-- BEGIN --

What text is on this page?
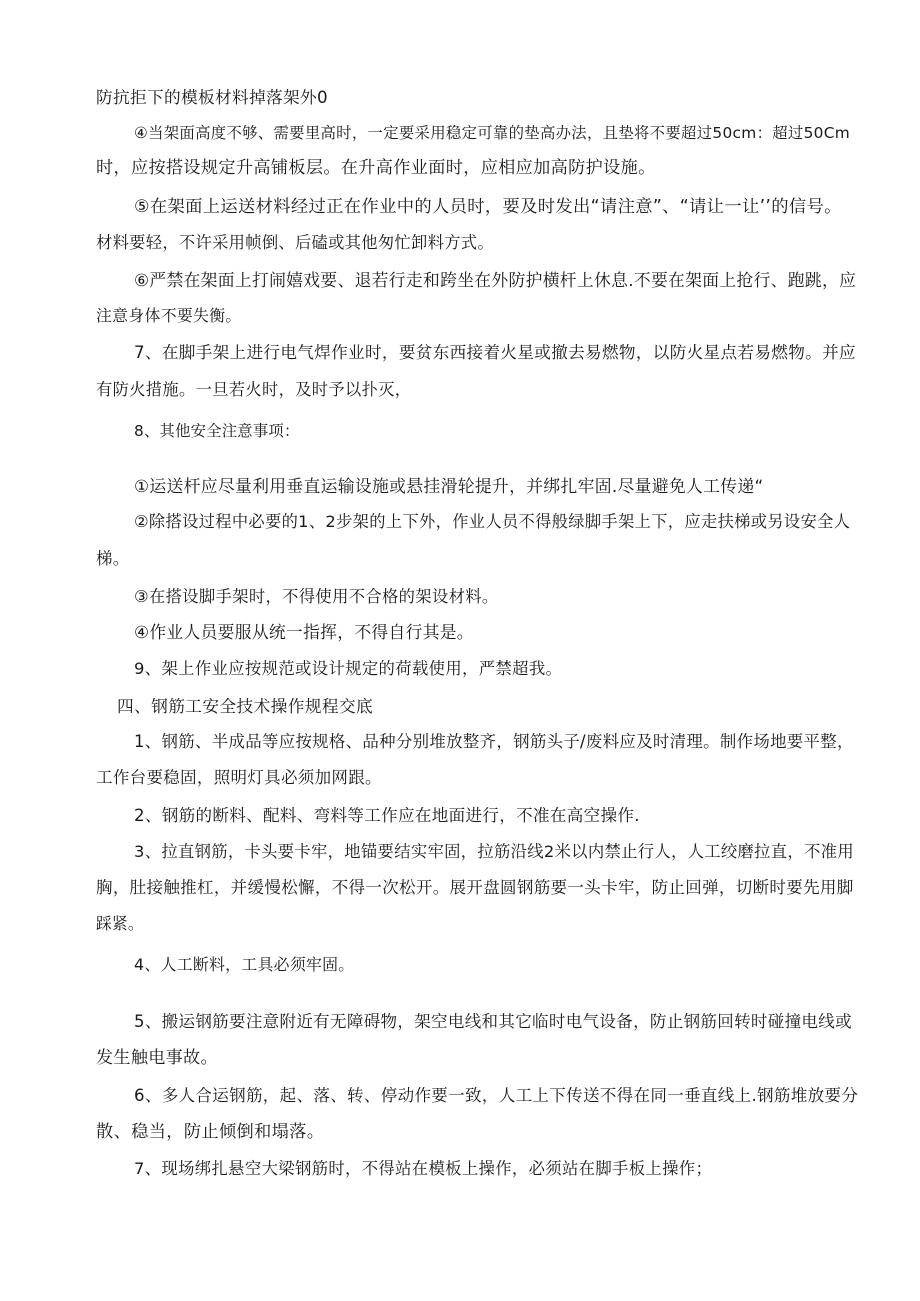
防抗拒下的模板材料掉落架外0
④当架面高度不够、需要里高时，一定要采用稳定可靠的垫高办法，且垫将不要超过50cm：超过50Cm
时，应按搭设规定升高铺板层。在升高作业面时，应相应加高防护设施。
⑤在架面上运送材料经过正在作业中的人员时，要及时发出“请注意”、“请让一让’’的信号。
材料要轻，不许采用帧倒、后磕或其他匆忙卸料方式。
⑥严禁在架面上打闹嬉戏要、退若行走和跨坐在外防护横杆上休息.不要在架面上抢行、跑跳，应
注意身体不要失衡。
7、在脚手架上进行电气焊作业时，要贫东西接着火星或撤去易燃物，以防火星点若易燃物。并应
有防火措施。一旦若火时，及时予以扑灭，
8、其他安全注意事项：
①运送杆应尽量利用垂直运输设施或悬挂滑轮提升，并绑扎牢固.尽量避免人工传递“
②除搭设过程中必要的1、2步架的上下外，作业人员不得般绿脚手架上下，应走扶梯或另设安全人
梯。
③在搭设脚手架时，不得使用不合格的架设材料。
④作业人员要服从统一指挥，不得自行其是。
9、架上作业应按规范或设计规定的荷载使用，严禁超我。
四、钢筋工安全技术操作规程交底
1、钢筋、半成品等应按规格、品种分别堆放整齐，钢筋头子/废料应及时清理。制作场地要平整，
工作台要稳固，照明灯具必须加网跟。
2、钢筋的断料、配料、弯料等工作应在地面进行，不准在高空操作.
3、拉直钢筋，卡头要卡牢，地锚要结实牢固，拉筋沿线2米以内禁止行人，人工绞磨拉直，不准用
胸，肚接触推杠，并缓慢松懈，不得一次松开。展开盘圆钢筋要一头卡牢，防止回弹，切断时要先用脚
踩紧。
4、人工断料，工具必须牢固。
5、搬运钢筋要注意附近有无障碍物，架空电线和其它临时电气设备，防止钢筋回转时碰撞电线或
发生触电事故。
6、多人合运钢筋，起、落、转、停动作要一致，人工上下传送不得在同一垂直线上.钢筋堆放要分
散、稳当，防止倾倒和塌落。
7、现场绑扎悬空大梁钢筋时，不得站在模板上操作，必须站在脚手板上操作；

-- END --

WHAT YOU WILL DO >> Write the material out again exactly as it appears, dropping the pictures.

RIGHT ANSWER >>
What text is on this page?
防抗拒下的模板材料掉落架外0
④当架面高度不够、需要里高时，一定要采用稳定可靠的垫高办法，且垫将不要超过50cm：超过50Cm
时，应按搭设规定升高铺板层。在升高作业面时，应相应加高防护设施。
⑤在架面上运送材料经过正在作业中的人员时，要及时发出“请注意”、“请让一让’’的信号。
材料要轻，不许采用帧倒、后磕或其他匆忙卸料方式。
⑥严禁在架面上打闹嬉戏要、退若行走和跨坐在外防护横杆上休息.不要在架面上抢行、跑跳，应
注意身体不要失衡。
7、在脚手架上进行电气焊作业时，要贫东西接着火星或撤去易燃物，以防火星点若易燃物。并应
有防火措施。一旦若火时，及时予以扑灭，
8、其他安全注意事项：
①运送杆应尽量利用垂直运输设施或悬挂滑轮提升，并绑扎牢固.尽量避免人工传递“
②除搭设过程中必要的1、2步架的上下外，作业人员不得般绿脚手架上下，应走扶梯或另设安全人
梯。
③在搭设脚手架时，不得使用不合格的架设材料。
④作业人员要服从统一指挥，不得自行其是。
9、架上作业应按规范或设计规定的荷载使用，严禁超我。
四、钢筋工安全技术操作规程交底
1、钢筋、半成品等应按规格、品种分别堆放整齐，钢筋头子/废料应及时清理。制作场地要平整，
工作台要稳固，照明灯具必须加网跟。
2、钢筋的断料、配料、弯料等工作应在地面进行，不准在高空操作.
3、拉直钢筋，卡头要卡牢，地锚要结实牢固，拉筋沿线2米以内禁止行人，人工绞磨拉直，不准用
胸，肚接触推杠，并缓慢松懈，不得一次松开。展开盘圆钢筋要一头卡牢，防止回弹，切断时要先用脚
踩紧。
4、人工断料，工具必须牢固。
5、搬运钢筋要注意附近有无障碍物，架空电线和其它临时电气设备，防止钢筋回转时碰撞电线或
发生触电事故。
6、多人合运钢筋，起、落、转、停动作要一致，人工上下传送不得在同一垂直线上.钢筋堆放要分
散、稳当，防止倾倒和塌落。
7、现场绑扎悬空大梁钢筋时，不得站在模板上操作，必须站在脚手板上操作；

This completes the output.